## TASK PROMPT
Restate the complete material exactly.

-- BEGIN --

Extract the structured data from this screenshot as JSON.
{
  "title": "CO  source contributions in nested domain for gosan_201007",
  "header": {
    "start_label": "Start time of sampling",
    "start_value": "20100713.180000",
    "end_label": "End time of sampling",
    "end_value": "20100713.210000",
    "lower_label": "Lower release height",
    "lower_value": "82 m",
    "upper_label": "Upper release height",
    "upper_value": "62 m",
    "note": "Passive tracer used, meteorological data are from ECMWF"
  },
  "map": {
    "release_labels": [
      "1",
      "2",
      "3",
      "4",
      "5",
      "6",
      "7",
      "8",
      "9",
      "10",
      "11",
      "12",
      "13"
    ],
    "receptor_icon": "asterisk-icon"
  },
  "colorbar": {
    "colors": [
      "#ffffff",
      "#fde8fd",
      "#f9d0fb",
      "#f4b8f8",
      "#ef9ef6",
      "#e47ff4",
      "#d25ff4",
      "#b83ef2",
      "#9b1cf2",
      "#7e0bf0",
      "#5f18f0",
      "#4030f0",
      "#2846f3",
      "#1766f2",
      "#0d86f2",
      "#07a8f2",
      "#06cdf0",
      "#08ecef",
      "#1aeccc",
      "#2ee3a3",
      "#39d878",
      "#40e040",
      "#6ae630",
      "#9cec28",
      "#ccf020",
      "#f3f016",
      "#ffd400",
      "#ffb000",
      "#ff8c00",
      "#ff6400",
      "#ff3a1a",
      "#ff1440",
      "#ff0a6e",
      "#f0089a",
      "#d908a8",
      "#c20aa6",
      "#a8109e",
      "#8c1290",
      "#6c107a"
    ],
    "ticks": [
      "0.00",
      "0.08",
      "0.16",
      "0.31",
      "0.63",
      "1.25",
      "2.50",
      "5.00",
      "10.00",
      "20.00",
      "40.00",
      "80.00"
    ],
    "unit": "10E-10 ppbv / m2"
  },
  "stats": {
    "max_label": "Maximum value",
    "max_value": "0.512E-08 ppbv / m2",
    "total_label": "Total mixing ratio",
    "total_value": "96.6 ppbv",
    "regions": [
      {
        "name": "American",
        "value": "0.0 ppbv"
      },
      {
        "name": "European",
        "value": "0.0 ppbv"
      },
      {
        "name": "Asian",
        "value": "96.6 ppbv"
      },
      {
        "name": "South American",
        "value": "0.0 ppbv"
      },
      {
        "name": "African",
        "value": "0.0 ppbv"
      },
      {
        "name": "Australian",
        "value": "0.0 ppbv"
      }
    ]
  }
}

-- END --

## FULL RESPONSE
Extract the structured data from this screenshot as JSON.
{
  "title": "CO  source contributions in nested domain for gosan_201007",
  "header": {
    "start_label": "Start time of sampling",
    "start_value": "20100713.180000",
    "end_label": "End time of sampling",
    "end_value": "20100713.210000",
    "lower_label": "Lower release height",
    "lower_value": "82 m",
    "upper_label": "Upper release height",
    "upper_value": "62 m",
    "note": "Passive tracer used, meteorological data are from ECMWF"
  },
  "map": {
    "release_labels": [
      "1",
      "2",
      "3",
      "4",
      "5",
      "6",
      "7",
      "8",
      "9",
      "10",
      "11",
      "12",
      "13"
    ],
    "receptor_icon": "asterisk-icon"
  },
  "colorbar": {
    "colors": [
      "#ffffff",
      "#fde8fd",
      "#f9d0fb",
      "#f4b8f8",
      "#ef9ef6",
      "#e47ff4",
      "#d25ff4",
      "#b83ef2",
      "#9b1cf2",
      "#7e0bf0",
      "#5f18f0",
      "#4030f0",
      "#2846f3",
      "#1766f2",
      "#0d86f2",
      "#07a8f2",
      "#06cdf0",
      "#08ecef",
      "#1aeccc",
      "#2ee3a3",
      "#39d878",
      "#40e040",
      "#6ae630",
      "#9cec28",
      "#ccf020",
      "#f3f016",
      "#ffd400",
      "#ffb000",
      "#ff8c00",
      "#ff6400",
      "#ff3a1a",
      "#ff1440",
      "#ff0a6e",
      "#f0089a",
      "#d908a8",
      "#c20aa6",
      "#a8109e",
      "#8c1290",
      "#6c107a"
    ],
    "ticks": [
      "0.00",
      "0.08",
      "0.16",
      "0.31",
      "0.63",
      "1.25",
      "2.50",
      "5.00",
      "10.00",
      "20.00",
      "40.00",
      "80.00"
    ],
    "unit": "10E-10 ppbv / m2"
  },
  "stats": {
    "max_label": "Maximum value",
    "max_value": "0.512E-08 ppbv / m2",
    "total_label": "Total mixing ratio",
    "total_value": "96.6 ppbv",
    "regions": [
      {
        "name": "American",
        "value": "0.0 ppbv"
      },
      {
        "name": "European",
        "value": "0.0 ppbv"
      },
      {
        "name": "Asian",
        "value": "96.6 ppbv"
      },
      {
        "name": "South American",
        "value": "0.0 ppbv"
      },
      {
        "name": "African",
        "value": "0.0 ppbv"
      },
      {
        "name": "Australian",
        "value": "0.0 ppbv"
      }
    ]
  }
}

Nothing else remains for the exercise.